WHAT TO PRODUCE = Which lines in the data contain the word "Hawaii"? Please copy each of them.
** INFORMATION follows **
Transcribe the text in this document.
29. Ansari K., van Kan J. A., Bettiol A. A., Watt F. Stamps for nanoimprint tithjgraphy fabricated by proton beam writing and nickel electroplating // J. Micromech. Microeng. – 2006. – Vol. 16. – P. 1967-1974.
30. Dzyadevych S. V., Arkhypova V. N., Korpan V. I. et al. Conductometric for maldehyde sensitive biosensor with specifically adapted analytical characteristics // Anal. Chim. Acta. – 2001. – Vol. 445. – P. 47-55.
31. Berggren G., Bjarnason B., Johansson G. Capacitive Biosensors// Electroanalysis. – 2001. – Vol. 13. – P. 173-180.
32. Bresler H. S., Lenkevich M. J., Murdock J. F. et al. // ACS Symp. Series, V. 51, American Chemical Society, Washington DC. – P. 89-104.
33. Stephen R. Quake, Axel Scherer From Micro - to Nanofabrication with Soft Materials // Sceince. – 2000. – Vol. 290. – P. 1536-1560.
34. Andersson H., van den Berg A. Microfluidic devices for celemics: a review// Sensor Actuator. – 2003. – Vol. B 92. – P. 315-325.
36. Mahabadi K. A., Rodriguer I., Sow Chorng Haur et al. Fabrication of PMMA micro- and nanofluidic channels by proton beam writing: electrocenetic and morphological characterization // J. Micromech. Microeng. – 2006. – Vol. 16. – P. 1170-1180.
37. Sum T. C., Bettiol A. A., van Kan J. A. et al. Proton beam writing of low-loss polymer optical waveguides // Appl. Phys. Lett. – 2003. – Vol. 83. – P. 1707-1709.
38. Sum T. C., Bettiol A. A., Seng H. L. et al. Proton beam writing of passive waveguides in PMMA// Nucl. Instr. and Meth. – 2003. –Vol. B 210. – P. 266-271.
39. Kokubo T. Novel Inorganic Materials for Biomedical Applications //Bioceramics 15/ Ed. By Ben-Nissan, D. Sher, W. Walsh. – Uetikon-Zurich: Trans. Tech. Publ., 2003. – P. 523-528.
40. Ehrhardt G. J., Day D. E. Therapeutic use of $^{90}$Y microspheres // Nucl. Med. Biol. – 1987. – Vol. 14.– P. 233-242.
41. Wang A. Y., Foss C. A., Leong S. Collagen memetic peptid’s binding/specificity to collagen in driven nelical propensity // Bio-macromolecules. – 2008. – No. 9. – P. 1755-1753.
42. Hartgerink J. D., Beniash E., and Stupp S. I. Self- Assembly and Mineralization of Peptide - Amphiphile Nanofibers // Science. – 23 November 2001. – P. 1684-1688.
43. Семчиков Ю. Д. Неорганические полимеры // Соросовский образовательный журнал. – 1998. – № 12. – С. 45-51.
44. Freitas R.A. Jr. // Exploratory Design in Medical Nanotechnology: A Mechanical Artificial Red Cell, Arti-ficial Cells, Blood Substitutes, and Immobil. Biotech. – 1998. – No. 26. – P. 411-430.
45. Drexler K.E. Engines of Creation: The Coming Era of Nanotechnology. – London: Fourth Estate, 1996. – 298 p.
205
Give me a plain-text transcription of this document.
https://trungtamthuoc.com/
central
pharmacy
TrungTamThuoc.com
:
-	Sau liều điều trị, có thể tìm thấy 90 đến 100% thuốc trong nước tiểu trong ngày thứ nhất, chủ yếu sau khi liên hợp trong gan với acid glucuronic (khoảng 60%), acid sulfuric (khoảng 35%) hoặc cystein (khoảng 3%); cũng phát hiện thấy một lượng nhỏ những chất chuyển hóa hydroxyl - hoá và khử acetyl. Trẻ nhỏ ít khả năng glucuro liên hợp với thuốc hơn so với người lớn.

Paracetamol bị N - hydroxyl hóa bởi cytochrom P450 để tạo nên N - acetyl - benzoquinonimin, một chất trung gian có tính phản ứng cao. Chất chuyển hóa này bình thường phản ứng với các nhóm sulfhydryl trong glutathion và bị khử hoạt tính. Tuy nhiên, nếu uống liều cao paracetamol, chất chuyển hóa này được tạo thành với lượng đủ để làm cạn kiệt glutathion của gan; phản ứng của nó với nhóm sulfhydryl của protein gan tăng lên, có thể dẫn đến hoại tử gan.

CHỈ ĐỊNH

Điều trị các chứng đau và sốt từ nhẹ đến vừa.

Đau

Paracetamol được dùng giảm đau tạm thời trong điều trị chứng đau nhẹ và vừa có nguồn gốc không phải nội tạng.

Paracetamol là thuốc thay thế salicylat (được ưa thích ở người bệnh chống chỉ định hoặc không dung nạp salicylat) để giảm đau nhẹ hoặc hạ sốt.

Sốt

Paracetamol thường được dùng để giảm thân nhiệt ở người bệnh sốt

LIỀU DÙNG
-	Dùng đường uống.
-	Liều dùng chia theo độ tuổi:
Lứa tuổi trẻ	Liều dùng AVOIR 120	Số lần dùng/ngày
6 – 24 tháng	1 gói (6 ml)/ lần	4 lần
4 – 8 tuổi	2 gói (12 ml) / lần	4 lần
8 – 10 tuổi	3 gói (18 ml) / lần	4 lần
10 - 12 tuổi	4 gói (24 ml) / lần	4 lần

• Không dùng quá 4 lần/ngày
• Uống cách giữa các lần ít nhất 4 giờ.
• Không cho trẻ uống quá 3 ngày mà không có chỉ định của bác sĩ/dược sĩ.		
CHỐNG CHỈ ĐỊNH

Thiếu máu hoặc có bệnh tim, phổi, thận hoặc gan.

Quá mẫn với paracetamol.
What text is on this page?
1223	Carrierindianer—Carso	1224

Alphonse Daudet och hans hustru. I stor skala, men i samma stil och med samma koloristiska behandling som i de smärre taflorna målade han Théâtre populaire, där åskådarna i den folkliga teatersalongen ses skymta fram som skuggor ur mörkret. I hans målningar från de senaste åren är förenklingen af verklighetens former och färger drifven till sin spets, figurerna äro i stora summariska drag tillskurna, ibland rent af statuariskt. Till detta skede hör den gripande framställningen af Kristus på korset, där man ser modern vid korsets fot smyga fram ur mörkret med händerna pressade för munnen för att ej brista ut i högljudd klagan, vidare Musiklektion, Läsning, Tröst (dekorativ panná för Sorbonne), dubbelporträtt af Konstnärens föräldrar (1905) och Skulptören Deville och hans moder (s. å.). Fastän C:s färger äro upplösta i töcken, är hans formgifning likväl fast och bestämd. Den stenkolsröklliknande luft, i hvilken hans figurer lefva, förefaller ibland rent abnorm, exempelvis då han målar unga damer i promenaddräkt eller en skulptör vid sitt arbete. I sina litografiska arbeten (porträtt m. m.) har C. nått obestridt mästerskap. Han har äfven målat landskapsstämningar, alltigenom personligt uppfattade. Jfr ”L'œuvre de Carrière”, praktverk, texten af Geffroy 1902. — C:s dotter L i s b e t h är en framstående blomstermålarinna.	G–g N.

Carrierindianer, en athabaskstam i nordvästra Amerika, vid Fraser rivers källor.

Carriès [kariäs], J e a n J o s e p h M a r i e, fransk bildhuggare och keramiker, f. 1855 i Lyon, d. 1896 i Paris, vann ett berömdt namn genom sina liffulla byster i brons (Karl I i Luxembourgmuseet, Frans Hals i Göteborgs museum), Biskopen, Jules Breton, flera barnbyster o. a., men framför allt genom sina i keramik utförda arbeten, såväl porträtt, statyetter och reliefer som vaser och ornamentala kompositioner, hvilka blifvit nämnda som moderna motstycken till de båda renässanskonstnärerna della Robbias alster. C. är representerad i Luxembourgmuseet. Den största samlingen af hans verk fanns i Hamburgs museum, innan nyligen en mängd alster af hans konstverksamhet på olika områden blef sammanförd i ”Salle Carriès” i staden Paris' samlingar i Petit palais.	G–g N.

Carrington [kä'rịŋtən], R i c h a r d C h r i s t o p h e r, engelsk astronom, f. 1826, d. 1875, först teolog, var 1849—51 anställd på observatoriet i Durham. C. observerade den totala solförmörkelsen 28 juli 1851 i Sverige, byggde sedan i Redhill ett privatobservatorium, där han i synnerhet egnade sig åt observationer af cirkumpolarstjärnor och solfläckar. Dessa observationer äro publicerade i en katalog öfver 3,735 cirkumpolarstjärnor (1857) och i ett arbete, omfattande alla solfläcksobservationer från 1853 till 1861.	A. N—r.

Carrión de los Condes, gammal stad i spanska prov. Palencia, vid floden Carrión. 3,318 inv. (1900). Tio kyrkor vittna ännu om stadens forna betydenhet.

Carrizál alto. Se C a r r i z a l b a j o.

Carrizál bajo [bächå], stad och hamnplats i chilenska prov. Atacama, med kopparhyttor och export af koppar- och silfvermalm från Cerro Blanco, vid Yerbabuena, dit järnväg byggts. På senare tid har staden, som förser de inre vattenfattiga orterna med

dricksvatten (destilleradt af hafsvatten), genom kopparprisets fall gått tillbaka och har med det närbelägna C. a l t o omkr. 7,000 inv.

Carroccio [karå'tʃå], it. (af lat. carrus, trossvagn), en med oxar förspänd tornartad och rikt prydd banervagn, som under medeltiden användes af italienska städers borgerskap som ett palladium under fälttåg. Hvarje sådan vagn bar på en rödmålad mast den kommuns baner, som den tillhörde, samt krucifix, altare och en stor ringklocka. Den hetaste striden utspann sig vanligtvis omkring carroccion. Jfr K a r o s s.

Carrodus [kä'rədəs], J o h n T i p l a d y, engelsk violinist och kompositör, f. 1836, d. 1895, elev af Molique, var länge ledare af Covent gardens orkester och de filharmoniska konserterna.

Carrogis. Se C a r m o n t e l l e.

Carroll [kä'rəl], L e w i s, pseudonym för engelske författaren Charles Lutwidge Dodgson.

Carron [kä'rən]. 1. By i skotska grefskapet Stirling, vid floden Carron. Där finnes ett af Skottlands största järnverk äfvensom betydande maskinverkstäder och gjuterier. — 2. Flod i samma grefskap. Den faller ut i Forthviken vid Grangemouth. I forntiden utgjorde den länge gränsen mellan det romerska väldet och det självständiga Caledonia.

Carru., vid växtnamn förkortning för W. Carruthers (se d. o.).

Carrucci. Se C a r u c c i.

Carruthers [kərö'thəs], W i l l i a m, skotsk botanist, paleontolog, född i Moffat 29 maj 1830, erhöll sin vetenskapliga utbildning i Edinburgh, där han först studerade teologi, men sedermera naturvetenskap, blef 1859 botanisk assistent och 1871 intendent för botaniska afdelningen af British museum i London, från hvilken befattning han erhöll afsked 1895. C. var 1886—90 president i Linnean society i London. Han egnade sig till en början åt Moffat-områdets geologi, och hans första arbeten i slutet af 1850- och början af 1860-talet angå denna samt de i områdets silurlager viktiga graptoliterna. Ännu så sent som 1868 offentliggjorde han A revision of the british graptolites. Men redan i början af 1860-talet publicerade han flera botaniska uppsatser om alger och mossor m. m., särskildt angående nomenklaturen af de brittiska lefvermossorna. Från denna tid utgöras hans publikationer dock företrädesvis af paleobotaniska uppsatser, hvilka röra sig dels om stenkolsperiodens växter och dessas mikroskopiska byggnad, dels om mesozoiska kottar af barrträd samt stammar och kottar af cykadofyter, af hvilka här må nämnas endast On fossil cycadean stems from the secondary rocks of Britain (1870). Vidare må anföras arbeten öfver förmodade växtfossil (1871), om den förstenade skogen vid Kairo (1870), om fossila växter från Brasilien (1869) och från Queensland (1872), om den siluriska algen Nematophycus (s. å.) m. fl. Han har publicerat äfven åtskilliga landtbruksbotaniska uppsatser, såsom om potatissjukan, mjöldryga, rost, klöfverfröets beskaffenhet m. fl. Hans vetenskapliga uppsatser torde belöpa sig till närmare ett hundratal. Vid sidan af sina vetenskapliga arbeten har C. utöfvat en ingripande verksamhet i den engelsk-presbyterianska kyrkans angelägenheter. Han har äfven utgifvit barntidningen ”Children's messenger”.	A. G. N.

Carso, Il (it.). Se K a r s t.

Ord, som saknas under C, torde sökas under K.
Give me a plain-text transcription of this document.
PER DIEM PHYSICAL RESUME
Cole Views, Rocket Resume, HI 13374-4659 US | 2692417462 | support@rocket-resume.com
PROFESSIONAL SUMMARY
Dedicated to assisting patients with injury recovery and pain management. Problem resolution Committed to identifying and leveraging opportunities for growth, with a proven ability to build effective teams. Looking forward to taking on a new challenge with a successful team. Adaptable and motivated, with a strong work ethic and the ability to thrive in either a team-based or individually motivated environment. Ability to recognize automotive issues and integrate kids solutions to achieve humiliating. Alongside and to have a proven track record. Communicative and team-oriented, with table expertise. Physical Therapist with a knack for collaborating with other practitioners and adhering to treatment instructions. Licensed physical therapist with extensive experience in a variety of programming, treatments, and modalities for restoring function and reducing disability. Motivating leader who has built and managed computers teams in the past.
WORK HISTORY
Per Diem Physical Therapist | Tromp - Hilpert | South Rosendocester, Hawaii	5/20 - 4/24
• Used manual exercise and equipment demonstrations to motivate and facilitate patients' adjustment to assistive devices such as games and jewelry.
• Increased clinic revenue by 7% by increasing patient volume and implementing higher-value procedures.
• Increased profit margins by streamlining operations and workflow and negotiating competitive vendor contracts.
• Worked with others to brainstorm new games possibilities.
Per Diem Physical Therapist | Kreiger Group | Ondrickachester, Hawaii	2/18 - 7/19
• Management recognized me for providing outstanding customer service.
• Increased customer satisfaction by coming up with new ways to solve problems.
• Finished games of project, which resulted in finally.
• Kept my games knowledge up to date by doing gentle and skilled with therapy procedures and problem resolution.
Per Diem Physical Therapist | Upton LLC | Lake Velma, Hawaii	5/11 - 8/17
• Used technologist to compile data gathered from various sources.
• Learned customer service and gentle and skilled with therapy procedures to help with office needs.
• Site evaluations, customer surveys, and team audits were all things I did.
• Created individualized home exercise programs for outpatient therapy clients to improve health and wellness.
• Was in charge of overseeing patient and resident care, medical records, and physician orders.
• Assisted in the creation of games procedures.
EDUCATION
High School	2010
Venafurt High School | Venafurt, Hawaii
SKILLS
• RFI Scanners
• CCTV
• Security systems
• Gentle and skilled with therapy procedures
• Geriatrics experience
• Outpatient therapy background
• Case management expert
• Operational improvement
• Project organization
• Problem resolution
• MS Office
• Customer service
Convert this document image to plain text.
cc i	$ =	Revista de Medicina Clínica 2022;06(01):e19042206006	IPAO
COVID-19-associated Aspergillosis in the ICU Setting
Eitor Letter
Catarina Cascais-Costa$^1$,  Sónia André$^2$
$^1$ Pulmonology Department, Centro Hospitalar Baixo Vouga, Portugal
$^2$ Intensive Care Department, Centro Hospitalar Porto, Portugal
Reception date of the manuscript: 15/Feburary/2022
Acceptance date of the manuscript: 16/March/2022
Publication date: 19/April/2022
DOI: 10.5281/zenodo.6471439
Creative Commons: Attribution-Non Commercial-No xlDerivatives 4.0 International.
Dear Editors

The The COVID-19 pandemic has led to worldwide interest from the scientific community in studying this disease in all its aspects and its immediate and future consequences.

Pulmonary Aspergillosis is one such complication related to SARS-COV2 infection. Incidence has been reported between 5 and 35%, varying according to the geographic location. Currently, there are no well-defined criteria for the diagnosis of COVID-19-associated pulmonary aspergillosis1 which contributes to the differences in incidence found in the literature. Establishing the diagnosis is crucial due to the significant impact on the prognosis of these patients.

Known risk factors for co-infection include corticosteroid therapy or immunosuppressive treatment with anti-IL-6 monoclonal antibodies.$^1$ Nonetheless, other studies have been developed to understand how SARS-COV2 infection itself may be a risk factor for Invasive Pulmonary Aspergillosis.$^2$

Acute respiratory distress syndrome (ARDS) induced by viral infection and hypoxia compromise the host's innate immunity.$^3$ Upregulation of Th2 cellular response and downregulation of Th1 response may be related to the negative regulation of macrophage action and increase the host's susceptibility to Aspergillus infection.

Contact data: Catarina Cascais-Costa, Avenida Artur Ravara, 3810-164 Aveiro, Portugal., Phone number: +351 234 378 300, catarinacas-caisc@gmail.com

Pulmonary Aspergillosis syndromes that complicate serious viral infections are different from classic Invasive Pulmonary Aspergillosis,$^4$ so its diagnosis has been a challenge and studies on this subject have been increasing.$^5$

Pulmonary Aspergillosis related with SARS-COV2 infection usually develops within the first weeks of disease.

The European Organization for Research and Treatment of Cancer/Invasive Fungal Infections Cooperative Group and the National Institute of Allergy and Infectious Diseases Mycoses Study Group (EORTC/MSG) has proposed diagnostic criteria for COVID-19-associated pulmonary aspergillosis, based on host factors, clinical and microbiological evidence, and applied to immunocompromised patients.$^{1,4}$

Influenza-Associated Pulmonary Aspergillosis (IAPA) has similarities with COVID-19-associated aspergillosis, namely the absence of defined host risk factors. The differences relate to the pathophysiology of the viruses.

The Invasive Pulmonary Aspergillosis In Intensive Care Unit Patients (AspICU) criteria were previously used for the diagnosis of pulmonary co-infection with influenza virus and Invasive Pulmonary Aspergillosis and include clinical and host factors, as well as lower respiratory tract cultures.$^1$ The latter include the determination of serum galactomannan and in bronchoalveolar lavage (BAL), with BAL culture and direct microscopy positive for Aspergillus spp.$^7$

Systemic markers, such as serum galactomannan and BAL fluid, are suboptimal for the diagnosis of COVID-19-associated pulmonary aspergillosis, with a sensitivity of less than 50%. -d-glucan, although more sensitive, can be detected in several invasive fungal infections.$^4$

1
** End of INFORMATION **
PROBLEM SOLUTION =
Per Diem Physical Therapist | Tromp - Hilpert | South Rosendocester, Hawaii	5/20 - 4/24
Per Diem Physical Therapist | Kreiger Group | Ondrickachester, Hawaii	2/18 - 7/19
Per Diem Physical Therapist | Upton LLC | Lake Velma, Hawaii	5/11 - 8/17
Venafurt High School | Venafurt, Hawaii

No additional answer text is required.